** Start of THE INPUT **
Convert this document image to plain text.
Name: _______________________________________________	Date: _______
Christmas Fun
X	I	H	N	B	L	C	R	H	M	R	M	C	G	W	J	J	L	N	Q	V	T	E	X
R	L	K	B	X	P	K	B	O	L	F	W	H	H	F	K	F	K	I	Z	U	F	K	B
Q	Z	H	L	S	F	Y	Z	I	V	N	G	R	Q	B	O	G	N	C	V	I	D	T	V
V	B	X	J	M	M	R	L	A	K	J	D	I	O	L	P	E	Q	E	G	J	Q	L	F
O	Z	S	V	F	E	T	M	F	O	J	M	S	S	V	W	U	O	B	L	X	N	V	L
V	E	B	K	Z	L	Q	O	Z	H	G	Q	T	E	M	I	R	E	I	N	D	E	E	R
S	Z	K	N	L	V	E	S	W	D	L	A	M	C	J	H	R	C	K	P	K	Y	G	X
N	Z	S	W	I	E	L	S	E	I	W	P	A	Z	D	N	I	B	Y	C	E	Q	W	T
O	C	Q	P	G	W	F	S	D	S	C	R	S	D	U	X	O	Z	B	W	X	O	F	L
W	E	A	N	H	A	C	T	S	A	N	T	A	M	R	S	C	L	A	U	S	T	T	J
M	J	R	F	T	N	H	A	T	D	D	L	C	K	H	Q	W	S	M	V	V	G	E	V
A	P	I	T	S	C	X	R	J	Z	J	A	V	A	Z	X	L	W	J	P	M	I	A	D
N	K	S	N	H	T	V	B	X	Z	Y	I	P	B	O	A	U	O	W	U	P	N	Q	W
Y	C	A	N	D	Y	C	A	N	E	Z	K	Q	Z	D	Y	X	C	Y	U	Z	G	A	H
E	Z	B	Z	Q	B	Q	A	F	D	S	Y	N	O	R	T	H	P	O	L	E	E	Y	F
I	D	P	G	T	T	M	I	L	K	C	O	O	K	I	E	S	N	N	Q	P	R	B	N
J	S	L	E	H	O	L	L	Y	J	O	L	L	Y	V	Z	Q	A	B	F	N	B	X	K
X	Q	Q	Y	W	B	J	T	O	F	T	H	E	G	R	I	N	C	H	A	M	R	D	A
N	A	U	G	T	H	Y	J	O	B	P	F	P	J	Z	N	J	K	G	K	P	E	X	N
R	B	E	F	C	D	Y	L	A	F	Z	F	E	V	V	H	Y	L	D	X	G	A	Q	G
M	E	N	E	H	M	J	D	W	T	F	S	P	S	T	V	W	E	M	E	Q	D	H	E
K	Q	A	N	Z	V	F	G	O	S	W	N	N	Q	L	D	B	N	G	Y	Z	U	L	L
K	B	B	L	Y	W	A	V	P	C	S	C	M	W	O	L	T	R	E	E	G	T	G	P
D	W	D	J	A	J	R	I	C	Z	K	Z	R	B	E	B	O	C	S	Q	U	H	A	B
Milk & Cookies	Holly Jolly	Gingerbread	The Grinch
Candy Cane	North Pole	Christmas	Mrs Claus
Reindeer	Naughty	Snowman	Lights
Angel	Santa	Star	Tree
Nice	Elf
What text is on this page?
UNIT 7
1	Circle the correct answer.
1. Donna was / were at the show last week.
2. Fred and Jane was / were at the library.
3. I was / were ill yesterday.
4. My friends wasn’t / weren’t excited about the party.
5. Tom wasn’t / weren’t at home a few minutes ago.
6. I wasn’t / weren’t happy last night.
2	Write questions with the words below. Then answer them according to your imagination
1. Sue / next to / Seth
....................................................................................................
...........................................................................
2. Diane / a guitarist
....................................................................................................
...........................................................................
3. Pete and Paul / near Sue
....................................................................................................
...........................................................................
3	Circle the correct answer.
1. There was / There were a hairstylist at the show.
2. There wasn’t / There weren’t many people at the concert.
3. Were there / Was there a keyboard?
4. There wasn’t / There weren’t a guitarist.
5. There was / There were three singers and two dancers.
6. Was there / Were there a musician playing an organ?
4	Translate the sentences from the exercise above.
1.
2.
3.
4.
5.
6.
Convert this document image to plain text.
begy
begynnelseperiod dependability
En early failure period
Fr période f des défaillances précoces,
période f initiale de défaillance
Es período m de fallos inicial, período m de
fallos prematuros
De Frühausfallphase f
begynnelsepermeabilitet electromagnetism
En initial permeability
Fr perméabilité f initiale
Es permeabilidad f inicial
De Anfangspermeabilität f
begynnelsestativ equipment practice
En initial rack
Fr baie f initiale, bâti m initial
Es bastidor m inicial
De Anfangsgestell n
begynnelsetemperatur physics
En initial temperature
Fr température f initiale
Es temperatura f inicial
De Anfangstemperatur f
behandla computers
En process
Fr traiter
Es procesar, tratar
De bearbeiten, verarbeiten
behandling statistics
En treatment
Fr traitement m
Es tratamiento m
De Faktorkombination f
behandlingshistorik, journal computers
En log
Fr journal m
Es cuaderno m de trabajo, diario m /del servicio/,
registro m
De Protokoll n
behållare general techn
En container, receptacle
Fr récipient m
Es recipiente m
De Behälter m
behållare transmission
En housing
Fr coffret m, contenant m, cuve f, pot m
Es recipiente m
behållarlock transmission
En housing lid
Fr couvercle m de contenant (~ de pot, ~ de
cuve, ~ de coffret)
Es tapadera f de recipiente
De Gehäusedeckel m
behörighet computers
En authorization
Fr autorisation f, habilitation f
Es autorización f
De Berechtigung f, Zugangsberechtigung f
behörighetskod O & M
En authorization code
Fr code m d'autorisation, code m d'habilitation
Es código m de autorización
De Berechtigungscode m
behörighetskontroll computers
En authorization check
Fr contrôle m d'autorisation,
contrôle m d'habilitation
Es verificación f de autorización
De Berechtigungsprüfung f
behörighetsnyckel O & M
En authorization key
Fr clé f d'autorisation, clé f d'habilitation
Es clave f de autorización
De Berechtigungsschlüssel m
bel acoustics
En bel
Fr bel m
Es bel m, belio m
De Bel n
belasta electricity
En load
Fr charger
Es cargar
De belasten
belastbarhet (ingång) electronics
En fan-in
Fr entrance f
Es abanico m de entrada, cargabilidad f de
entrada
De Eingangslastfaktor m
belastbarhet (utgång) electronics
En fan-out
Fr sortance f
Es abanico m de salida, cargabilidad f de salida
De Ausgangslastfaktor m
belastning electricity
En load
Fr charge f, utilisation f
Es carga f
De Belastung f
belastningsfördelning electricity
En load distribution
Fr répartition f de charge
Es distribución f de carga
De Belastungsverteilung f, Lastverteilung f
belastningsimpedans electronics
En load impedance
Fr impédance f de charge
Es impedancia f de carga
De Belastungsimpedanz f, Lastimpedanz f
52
** End of THE INPUT **
§ EXERCISE
Read the entries and show each line that mentions "autorización".

§ WORKED SOLUTION
Es autorización f
Es código m de autorización
Es verificación f de autorización
Es clave f de autorización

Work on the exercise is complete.